====== EXTRACTED DATA ======

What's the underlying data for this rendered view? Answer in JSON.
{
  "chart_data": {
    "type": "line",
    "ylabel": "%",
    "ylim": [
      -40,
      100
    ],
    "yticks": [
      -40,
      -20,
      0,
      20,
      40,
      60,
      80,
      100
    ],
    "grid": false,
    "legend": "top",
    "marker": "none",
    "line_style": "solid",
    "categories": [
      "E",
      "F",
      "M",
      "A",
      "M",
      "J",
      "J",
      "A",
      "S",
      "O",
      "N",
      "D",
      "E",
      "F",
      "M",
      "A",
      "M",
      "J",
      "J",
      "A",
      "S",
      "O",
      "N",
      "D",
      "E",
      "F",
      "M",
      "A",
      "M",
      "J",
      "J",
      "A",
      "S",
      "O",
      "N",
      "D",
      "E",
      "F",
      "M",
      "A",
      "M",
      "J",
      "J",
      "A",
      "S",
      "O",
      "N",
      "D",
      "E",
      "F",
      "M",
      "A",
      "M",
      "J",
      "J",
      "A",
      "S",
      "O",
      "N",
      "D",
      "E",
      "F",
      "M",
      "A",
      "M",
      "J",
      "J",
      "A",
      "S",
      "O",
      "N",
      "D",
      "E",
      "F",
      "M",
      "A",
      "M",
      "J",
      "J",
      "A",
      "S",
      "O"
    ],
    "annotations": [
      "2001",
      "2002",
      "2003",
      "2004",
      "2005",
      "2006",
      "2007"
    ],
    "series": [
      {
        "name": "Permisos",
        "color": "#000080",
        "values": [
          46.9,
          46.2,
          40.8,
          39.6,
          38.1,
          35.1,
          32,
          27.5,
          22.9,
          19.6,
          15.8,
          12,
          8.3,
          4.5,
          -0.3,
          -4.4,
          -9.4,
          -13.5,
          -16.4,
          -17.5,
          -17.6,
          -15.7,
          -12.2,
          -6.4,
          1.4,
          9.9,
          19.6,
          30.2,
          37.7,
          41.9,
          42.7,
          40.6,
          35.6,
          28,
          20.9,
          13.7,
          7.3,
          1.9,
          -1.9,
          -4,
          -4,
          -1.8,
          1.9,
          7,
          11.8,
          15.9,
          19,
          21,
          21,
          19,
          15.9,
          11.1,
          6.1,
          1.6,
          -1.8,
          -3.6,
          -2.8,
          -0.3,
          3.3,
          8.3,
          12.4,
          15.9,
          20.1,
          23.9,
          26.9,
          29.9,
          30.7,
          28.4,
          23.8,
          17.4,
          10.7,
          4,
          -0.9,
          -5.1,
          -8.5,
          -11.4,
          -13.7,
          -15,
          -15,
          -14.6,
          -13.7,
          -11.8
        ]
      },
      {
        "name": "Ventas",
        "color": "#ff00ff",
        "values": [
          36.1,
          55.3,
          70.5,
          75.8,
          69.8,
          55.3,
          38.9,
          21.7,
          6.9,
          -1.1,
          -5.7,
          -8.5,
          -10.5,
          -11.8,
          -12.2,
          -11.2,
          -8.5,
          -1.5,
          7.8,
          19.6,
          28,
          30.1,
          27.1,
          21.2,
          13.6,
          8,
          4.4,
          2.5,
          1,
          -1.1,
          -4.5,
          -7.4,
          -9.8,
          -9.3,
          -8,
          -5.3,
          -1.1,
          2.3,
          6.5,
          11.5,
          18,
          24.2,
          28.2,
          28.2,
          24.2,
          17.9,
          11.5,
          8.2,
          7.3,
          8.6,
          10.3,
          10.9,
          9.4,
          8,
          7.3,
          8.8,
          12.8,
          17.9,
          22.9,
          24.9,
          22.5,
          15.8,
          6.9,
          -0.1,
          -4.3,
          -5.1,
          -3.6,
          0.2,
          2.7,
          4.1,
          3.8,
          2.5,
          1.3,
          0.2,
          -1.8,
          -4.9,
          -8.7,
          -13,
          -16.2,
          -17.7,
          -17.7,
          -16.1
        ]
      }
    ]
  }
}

======
====== EXTRACTED DATA ======

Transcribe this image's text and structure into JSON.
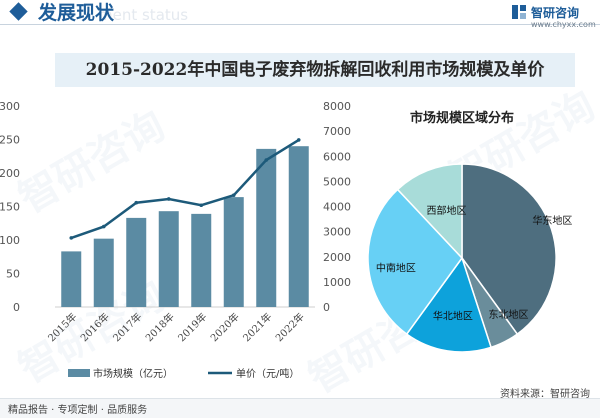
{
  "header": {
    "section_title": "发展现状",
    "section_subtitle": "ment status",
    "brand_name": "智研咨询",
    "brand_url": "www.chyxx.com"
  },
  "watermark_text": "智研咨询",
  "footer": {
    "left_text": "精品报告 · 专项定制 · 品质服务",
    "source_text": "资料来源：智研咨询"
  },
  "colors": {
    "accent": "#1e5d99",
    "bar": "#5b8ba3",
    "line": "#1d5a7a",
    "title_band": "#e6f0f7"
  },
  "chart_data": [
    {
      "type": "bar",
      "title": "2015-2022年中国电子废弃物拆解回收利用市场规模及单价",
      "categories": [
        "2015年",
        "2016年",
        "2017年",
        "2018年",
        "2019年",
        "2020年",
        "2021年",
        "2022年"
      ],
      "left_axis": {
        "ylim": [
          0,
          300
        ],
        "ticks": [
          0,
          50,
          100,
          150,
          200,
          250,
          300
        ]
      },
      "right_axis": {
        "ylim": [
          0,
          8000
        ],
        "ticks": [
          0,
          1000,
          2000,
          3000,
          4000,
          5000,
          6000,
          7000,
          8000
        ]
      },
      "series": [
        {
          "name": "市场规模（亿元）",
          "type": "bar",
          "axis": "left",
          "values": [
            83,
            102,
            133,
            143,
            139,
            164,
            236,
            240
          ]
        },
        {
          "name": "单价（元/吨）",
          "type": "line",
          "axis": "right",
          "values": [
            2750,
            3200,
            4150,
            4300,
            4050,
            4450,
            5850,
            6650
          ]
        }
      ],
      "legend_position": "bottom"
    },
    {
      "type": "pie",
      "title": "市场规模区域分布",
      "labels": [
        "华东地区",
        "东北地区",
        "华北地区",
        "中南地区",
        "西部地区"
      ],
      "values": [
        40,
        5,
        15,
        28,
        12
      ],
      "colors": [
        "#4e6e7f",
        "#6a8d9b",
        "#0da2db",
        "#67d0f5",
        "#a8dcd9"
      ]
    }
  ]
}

======
====== EXTRACTED DATA ======

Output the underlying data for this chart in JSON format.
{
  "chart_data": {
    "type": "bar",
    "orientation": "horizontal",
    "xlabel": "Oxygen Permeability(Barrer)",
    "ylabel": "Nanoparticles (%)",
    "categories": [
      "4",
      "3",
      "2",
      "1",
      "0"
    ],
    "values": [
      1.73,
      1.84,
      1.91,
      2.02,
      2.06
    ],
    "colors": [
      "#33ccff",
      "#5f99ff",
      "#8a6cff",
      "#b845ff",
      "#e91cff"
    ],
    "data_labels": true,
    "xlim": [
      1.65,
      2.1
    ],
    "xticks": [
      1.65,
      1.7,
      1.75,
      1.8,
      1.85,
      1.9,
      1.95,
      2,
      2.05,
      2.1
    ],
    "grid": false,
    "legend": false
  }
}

======

DIRECTIONS: Lines containing the string "智研咨询" are to be selected and copied.

TASK RESPONSE:
    "brand_name": "智研咨询",
  "watermark_text": "智研咨询",
    "source_text": "资料来源：智研咨询"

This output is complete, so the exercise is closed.